_Aim of the task_:
Below are records to be output exactly, every one of them.

_Excerpted data_:
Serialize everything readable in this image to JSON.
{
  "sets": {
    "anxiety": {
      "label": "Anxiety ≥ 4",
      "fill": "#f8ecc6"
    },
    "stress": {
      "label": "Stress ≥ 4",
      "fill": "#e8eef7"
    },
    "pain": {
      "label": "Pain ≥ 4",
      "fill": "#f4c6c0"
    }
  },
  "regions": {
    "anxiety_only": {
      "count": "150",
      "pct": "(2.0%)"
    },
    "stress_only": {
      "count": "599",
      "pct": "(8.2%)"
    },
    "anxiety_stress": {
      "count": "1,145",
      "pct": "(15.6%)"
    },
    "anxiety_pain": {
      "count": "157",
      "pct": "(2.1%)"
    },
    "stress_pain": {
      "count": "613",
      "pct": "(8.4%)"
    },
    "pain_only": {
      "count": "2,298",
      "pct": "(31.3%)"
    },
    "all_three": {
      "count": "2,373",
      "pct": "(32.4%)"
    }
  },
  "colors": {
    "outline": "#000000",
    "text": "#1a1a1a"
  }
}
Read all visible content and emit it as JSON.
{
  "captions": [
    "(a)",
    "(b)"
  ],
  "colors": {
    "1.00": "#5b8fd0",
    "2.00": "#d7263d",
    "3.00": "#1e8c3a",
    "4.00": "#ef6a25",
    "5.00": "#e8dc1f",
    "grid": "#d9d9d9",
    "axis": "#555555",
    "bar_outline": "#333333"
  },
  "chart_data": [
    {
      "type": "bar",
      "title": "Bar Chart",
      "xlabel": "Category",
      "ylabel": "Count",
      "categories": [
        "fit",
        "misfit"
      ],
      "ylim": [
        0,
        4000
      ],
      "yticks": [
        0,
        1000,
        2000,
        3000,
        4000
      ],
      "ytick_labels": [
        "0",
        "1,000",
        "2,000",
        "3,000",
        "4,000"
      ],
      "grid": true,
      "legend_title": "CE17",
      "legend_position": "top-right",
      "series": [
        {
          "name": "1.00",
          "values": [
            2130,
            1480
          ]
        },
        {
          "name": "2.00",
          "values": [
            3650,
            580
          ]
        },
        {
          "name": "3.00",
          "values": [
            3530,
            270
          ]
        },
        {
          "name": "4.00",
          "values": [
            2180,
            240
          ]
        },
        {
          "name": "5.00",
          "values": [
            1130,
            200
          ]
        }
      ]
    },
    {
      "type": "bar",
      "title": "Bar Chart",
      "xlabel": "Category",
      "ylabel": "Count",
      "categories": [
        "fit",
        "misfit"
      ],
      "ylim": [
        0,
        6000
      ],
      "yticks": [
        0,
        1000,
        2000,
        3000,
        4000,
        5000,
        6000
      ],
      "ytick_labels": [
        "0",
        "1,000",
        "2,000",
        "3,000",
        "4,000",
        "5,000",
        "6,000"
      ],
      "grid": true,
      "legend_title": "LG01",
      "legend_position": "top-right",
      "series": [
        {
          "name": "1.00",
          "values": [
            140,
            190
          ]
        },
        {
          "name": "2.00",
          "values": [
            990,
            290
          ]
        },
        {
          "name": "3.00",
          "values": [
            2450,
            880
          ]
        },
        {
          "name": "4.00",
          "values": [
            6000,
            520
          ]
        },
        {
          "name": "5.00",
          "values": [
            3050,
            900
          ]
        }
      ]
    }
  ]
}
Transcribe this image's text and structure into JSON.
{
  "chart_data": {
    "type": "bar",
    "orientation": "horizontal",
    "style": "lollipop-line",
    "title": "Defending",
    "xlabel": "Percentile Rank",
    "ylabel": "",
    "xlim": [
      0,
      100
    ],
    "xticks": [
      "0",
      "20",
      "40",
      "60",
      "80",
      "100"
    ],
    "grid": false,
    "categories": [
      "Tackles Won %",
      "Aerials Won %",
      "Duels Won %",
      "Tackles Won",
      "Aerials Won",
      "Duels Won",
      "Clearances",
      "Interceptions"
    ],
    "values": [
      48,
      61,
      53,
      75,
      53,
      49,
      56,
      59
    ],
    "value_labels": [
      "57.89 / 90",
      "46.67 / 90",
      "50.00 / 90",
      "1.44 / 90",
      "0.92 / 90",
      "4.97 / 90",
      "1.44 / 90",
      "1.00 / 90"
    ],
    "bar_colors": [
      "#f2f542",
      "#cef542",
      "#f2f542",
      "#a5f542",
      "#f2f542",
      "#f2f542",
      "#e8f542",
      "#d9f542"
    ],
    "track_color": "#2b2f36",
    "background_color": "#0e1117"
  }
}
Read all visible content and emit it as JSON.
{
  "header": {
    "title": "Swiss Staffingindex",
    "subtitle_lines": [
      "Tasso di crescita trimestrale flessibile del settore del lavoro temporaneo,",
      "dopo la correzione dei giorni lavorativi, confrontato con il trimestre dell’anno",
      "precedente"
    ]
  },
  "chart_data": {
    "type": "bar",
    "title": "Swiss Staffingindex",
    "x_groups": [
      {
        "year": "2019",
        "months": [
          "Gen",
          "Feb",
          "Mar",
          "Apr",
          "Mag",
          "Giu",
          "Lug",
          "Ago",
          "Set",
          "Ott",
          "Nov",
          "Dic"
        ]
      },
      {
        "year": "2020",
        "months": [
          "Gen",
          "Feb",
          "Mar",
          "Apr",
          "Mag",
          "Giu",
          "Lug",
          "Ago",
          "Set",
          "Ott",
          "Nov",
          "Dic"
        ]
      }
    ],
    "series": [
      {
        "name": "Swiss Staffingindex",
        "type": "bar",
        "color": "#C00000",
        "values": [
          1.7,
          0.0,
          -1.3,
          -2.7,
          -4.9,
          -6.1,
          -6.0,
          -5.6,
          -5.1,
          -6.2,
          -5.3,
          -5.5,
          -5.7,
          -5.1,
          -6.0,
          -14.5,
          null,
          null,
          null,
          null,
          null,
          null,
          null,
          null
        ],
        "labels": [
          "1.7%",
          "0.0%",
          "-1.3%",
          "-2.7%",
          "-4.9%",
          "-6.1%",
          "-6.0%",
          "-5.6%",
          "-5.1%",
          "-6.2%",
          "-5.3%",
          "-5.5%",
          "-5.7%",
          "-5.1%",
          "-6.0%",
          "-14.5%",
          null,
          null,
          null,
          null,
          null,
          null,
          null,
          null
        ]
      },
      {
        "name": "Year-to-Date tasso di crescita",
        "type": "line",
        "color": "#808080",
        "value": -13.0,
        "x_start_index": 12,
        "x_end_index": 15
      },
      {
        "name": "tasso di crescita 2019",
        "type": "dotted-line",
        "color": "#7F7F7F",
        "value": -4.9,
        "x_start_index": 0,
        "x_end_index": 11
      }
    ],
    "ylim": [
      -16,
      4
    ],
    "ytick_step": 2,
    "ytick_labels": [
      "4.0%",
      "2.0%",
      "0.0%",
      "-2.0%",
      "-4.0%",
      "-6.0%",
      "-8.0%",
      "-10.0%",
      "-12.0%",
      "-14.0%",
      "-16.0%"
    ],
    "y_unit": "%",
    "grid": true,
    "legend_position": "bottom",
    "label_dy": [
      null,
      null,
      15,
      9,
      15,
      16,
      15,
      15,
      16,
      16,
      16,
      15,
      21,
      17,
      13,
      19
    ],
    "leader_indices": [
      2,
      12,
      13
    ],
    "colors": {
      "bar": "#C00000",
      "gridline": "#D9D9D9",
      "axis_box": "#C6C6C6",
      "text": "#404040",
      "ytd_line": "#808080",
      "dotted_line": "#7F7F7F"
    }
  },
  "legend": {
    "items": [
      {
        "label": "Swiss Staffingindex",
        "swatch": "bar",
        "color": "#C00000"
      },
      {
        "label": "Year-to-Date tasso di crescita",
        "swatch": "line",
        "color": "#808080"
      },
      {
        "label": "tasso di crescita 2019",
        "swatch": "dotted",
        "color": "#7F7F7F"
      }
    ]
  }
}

_Answer_:
Serialize everything readable in this image to JSON.
{
  "sets": {
    "anxiety": {
      "label": "Anxiety ≥ 4",
      "fill": "#f8ecc6"
    },
    "stress": {
      "label": "Stress ≥ 4",
      "fill": "#e8eef7"
    },
    "pain": {
      "label": "Pain ≥ 4",
      "fill": "#f4c6c0"
    }
  },
  "regions": {
    "anxiety_only": {
      "count": "150",
      "pct": "(2.0%)"
    },
    "stress_only": {
      "count": "599",
      "pct": "(8.2%)"
    },
    "anxiety_stress": {
      "count": "1,145",
      "pct": "(15.6%)"
    },
    "anxiety_pain": {
      "count": "157",
      "pct": "(2.1%)"
    },
    "stress_pain": {
      "count": "613",
      "pct": "(8.4%)"
    },
    "pain_only": {
      "count": "2,298",
      "pct": "(31.3%)"
    },
    "all_three": {
      "count": "2,373",
      "pct": "(32.4%)"
    }
  },
  "colors": {
    "outline": "#000000",
    "text": "#1a1a1a"
  }
}
Read all visible content and emit it as JSON.
{
  "captions": [
    "(a)",
    "(b)"
  ],
  "colors": {
    "1.00": "#5b8fd0",
    "2.00": "#d7263d",
    "3.00": "#1e8c3a",
    "4.00": "#ef6a25",
    "5.00": "#e8dc1f",
    "grid": "#d9d9d9",
    "axis": "#555555",
    "bar_outline": "#333333"
  },
  "chart_data": [
    {
      "type": "bar",
      "title": "Bar Chart",
      "xlabel": "Category",
      "ylabel": "Count",
      "categories": [
        "fit",
        "misfit"
      ],
      "ylim": [
        0,
        4000
      ],
      "yticks": [
        0,
        1000,
        2000,
        3000,
        4000
      ],
      "ytick_labels": [
        "0",
        "1,000",
        "2,000",
        "3,000",
        "4,000"
      ],
      "grid": true,
      "legend_title": "CE17",
      "legend_position": "top-right",
      "series": [
        {
          "name": "1.00",
          "values": [
            2130,
            1480
          ]
        },
        {
          "name": "2.00",
          "values": [
            3650,
            580
          ]
        },
        {
          "name": "3.00",
          "values": [
            3530,
            270
          ]
        },
        {
          "name": "4.00",
          "values": [
            2180,
            240
          ]
        },
        {
          "name": "5.00",
          "values": [
            1130,
            200
          ]
        }
      ]
    },
    {
      "type": "bar",
      "title": "Bar Chart",
      "xlabel": "Category",
      "ylabel": "Count",
      "categories": [
        "fit",
        "misfit"
      ],
      "ylim": [
        0,
        6000
      ],
      "yticks": [
        0,
        1000,
        2000,
        3000,
        4000,
        5000,
        6000
      ],
      "ytick_labels": [
        "0",
        "1,000",
        "2,000",
        "3,000",
        "4,000",
        "5,000",
        "6,000"
      ],
      "grid": true,
      "legend_title": "LG01",
      "legend_position": "top-right",
      "series": [
        {
          "name": "1.00",
          "values": [
            140,
            190
          ]
        },
        {
          "name": "2.00",
          "values": [
            990,
            290
          ]
        },
        {
          "name": "3.00",
          "values": [
            2450,
            880
          ]
        },
        {
          "name": "4.00",
          "values": [
            6000,
            520
          ]
        },
        {
          "name": "5.00",
          "values": [
            3050,
            900
          ]
        }
      ]
    }
  ]
}
Transcribe this image's text and structure into JSON.
{
  "chart_data": {
    "type": "bar",
    "orientation": "horizontal",
    "style": "lollipop-line",
    "title": "Defending",
    "xlabel": "Percentile Rank",
    "ylabel": "",
    "xlim": [
      0,
      100
    ],
    "xticks": [
      "0",
      "20",
      "40",
      "60",
      "80",
      "100"
    ],
    "grid": false,
    "categories": [
      "Tackles Won %",
      "Aerials Won %",
      "Duels Won %",
      "Tackles Won",
      "Aerials Won",
      "Duels Won",
      "Clearances",
      "Interceptions"
    ],
    "values": [
      48,
      61,
      53,
      75,
      53,
      49,
      56,
      59
    ],
    "value_labels": [
      "57.89 / 90",
      "46.67 / 90",
      "50.00 / 90",
      "1.44 / 90",
      "0.92 / 90",
      "4.97 / 90",
      "1.44 / 90",
      "1.00 / 90"
    ],
    "bar_colors": [
      "#f2f542",
      "#cef542",
      "#f2f542",
      "#a5f542",
      "#f2f542",
      "#f2f542",
      "#e8f542",
      "#d9f542"
    ],
    "track_color": "#2b2f36",
    "background_color": "#0e1117"
  }
}
Read all visible content and emit it as JSON.
{
  "header": {
    "title": "Swiss Staffingindex",
    "subtitle_lines": [
      "Tasso di crescita trimestrale flessibile del settore del lavoro temporaneo,",
      "dopo la correzione dei giorni lavorativi, confrontato con il trimestre dell’anno",
      "precedente"
    ]
  },
  "chart_data": {
    "type": "bar",
    "title": "Swiss Staffingindex",
    "x_groups": [
      {
        "year": "2019",
        "months": [
          "Gen",
          "Feb",
          "Mar",
          "Apr",
          "Mag",
          "Giu",
          "Lug",
          "Ago",
          "Set",
          "Ott",
          "Nov",
          "Dic"
        ]
      },
      {
        "year": "2020",
        "months": [
          "Gen",
          "Feb",
          "Mar",
          "Apr",
          "Mag",
          "Giu",
          "Lug",
          "Ago",
          "Set",
          "Ott",
          "Nov",
          "Dic"
        ]
      }
    ],
    "series": [
      {
        "name": "Swiss Staffingindex",
        "type": "bar",
        "color": "#C00000",
        "values": [
          1.7,
          0.0,
          -1.3,
          -2.7,
          -4.9,
          -6.1,
          -6.0,
          -5.6,
          -5.1,
          -6.2,
          -5.3,
          -5.5,
          -5.7,
          -5.1,
          -6.0,
          -14.5,
          null,
          null,
          null,
          null,
          null,
          null,
          null,
          null
        ],
        "labels": [
          "1.7%",
          "0.0%",
          "-1.3%",
          "-2.7%",
          "-4.9%",
          "-6.1%",
          "-6.0%",
          "-5.6%",
          "-5.1%",
          "-6.2%",
          "-5.3%",
          "-5.5%",
          "-5.7%",
          "-5.1%",
          "-6.0%",
          "-14.5%",
          null,
          null,
          null,
          null,
          null,
          null,
          null,
          null
        ]
      },
      {
        "name": "Year-to-Date tasso di crescita",
        "type": "line",
        "color": "#808080",
        "value": -13.0,
        "x_start_index": 12,
        "x_end_index": 15
      },
      {
        "name": "tasso di crescita 2019",
        "type": "dotted-line",
        "color": "#7F7F7F",
        "value": -4.9,
        "x_start_index": 0,
        "x_end_index": 11
      }
    ],
    "ylim": [
      -16,
      4
    ],
    "ytick_step": 2,
    "ytick_labels": [
      "4.0%",
      "2.0%",
      "0.0%",
      "-2.0%",
      "-4.0%",
      "-6.0%",
      "-8.0%",
      "-10.0%",
      "-12.0%",
      "-14.0%",
      "-16.0%"
    ],
    "y_unit": "%",
    "grid": true,
    "legend_position": "bottom",
    "label_dy": [
      null,
      null,
      15,
      9,
      15,
      16,
      15,
      15,
      16,
      16,
      16,
      15,
      21,
      17,
      13,
      19
    ],
    "leader_indices": [
      2,
      12,
      13
    ],
    "colors": {
      "bar": "#C00000",
      "gridline": "#D9D9D9",
      "axis_box": "#C6C6C6",
      "text": "#404040",
      "ytd_line": "#808080",
      "dotted_line": "#7F7F7F"
    }
  },
  "legend": {
    "items": [
      {
        "label": "Swiss Staffingindex",
        "swatch": "bar",
        "color": "#C00000"
      },
      {
        "label": "Year-to-Date tasso di crescita",
        "swatch": "line",
        "color": "#808080"
      },
      {
        "label": "tasso di crescita 2019",
        "swatch": "dotted",
        "color": "#7F7F7F"
      }
    ]
  }
}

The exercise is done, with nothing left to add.